(Exercise)
Retype the whole of the data exactly.

(Available records)
◆ ◆ ◆ ◆ ◆ ◆ ◆
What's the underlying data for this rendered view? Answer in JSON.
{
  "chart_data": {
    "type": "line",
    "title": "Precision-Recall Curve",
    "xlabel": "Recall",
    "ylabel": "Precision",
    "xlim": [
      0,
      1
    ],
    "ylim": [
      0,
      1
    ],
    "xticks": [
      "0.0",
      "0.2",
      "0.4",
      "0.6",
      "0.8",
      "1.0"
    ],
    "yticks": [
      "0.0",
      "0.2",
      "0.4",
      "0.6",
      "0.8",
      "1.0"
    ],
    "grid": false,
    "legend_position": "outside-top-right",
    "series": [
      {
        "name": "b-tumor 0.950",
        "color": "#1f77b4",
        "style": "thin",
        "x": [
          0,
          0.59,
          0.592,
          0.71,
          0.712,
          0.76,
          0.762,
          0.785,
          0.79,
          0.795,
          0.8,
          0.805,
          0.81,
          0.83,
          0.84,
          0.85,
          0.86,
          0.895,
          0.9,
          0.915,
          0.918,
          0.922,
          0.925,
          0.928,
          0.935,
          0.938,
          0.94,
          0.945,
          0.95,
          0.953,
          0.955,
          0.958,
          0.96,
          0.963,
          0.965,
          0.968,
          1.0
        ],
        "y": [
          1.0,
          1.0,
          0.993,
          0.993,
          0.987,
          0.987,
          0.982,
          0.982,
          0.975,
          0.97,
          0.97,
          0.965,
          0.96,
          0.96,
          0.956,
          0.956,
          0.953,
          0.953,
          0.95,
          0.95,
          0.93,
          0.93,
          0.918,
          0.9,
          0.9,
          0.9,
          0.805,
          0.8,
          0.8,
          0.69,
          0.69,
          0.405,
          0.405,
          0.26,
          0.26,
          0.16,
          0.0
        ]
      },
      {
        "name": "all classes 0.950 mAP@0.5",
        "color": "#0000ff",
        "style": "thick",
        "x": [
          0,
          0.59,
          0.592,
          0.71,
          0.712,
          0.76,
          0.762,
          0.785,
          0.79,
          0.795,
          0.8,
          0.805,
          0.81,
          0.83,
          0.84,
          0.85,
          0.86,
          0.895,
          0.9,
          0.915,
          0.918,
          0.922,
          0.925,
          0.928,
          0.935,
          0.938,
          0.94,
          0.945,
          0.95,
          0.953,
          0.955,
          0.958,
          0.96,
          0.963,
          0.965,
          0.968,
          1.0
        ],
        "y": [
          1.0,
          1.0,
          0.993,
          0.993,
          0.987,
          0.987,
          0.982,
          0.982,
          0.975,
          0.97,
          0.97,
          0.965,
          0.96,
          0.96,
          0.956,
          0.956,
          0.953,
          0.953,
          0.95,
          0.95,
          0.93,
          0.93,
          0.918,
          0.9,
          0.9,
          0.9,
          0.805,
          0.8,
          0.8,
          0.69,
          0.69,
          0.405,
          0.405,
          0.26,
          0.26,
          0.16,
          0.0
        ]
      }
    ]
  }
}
◆ ◆ ◆ ◆ ◆ ◆ ◆
(Output below)
What's the underlying data for this rendered view? Answer in JSON.
{
  "chart_data": {
    "type": "line",
    "title": "Precision-Recall Curve",
    "xlabel": "Recall",
    "ylabel": "Precision",
    "xlim": [
      0,
      1
    ],
    "ylim": [
      0,
      1
    ],
    "xticks": [
      "0.0",
      "0.2",
      "0.4",
      "0.6",
      "0.8",
      "1.0"
    ],
    "yticks": [
      "0.0",
      "0.2",
      "0.4",
      "0.6",
      "0.8",
      "1.0"
    ],
    "grid": false,
    "legend_position": "outside-top-right",
    "series": [
      {
        "name": "b-tumor 0.950",
        "color": "#1f77b4",
        "style": "thin",
        "x": [
          0,
          0.59,
          0.592,
          0.71,
          0.712,
          0.76,
          0.762,
          0.785,
          0.79,
          0.795,
          0.8,
          0.805,
          0.81,
          0.83,
          0.84,
          0.85,
          0.86,
          0.895,
          0.9,
          0.915,
          0.918,
          0.922,
          0.925,
          0.928,
          0.935,
          0.938,
          0.94,
          0.945,
          0.95,
          0.953,
          0.955,
          0.958,
          0.96,
          0.963,
          0.965,
          0.968,
          1.0
        ],
        "y": [
          1.0,
          1.0,
          0.993,
          0.993,
          0.987,
          0.987,
          0.982,
          0.982,
          0.975,
          0.97,
          0.97,
          0.965,
          0.96,
          0.96,
          0.956,
          0.956,
          0.953,
          0.953,
          0.95,
          0.95,
          0.93,
          0.93,
          0.918,
          0.9,
          0.9,
          0.9,
          0.805,
          0.8,
          0.8,
          0.69,
          0.69,
          0.405,
          0.405,
          0.26,
          0.26,
          0.16,
          0.0
        ]
      },
      {
        "name": "all classes 0.950 mAP@0.5",
        "color": "#0000ff",
        "style": "thick",
        "x": [
          0,
          0.59,
          0.592,
          0.71,
          0.712,
          0.76,
          0.762,
          0.785,
          0.79,
          0.795,
          0.8,
          0.805,
          0.81,
          0.83,
          0.84,
          0.85,
          0.86,
          0.895,
          0.9,
          0.915,
          0.918,
          0.922,
          0.925,
          0.928,
          0.935,
          0.938,
          0.94,
          0.945,
          0.95,
          0.953,
          0.955,
          0.958,
          0.96,
          0.963,
          0.965,
          0.968,
          1.0
        ],
        "y": [
          1.0,
          1.0,
          0.993,
          0.993,
          0.987,
          0.987,
          0.982,
          0.982,
          0.975,
          0.97,
          0.97,
          0.965,
          0.96,
          0.96,
          0.956,
          0.956,
          0.953,
          0.953,
          0.95,
          0.95,
          0.93,
          0.93,
          0.918,
          0.9,
          0.9,
          0.9,
          0.805,
          0.8,
          0.8,
          0.69,
          0.69,
          0.405,
          0.405,
          0.26,
          0.26,
          0.16,
          0.0
        ]
      }
    ]
  }
}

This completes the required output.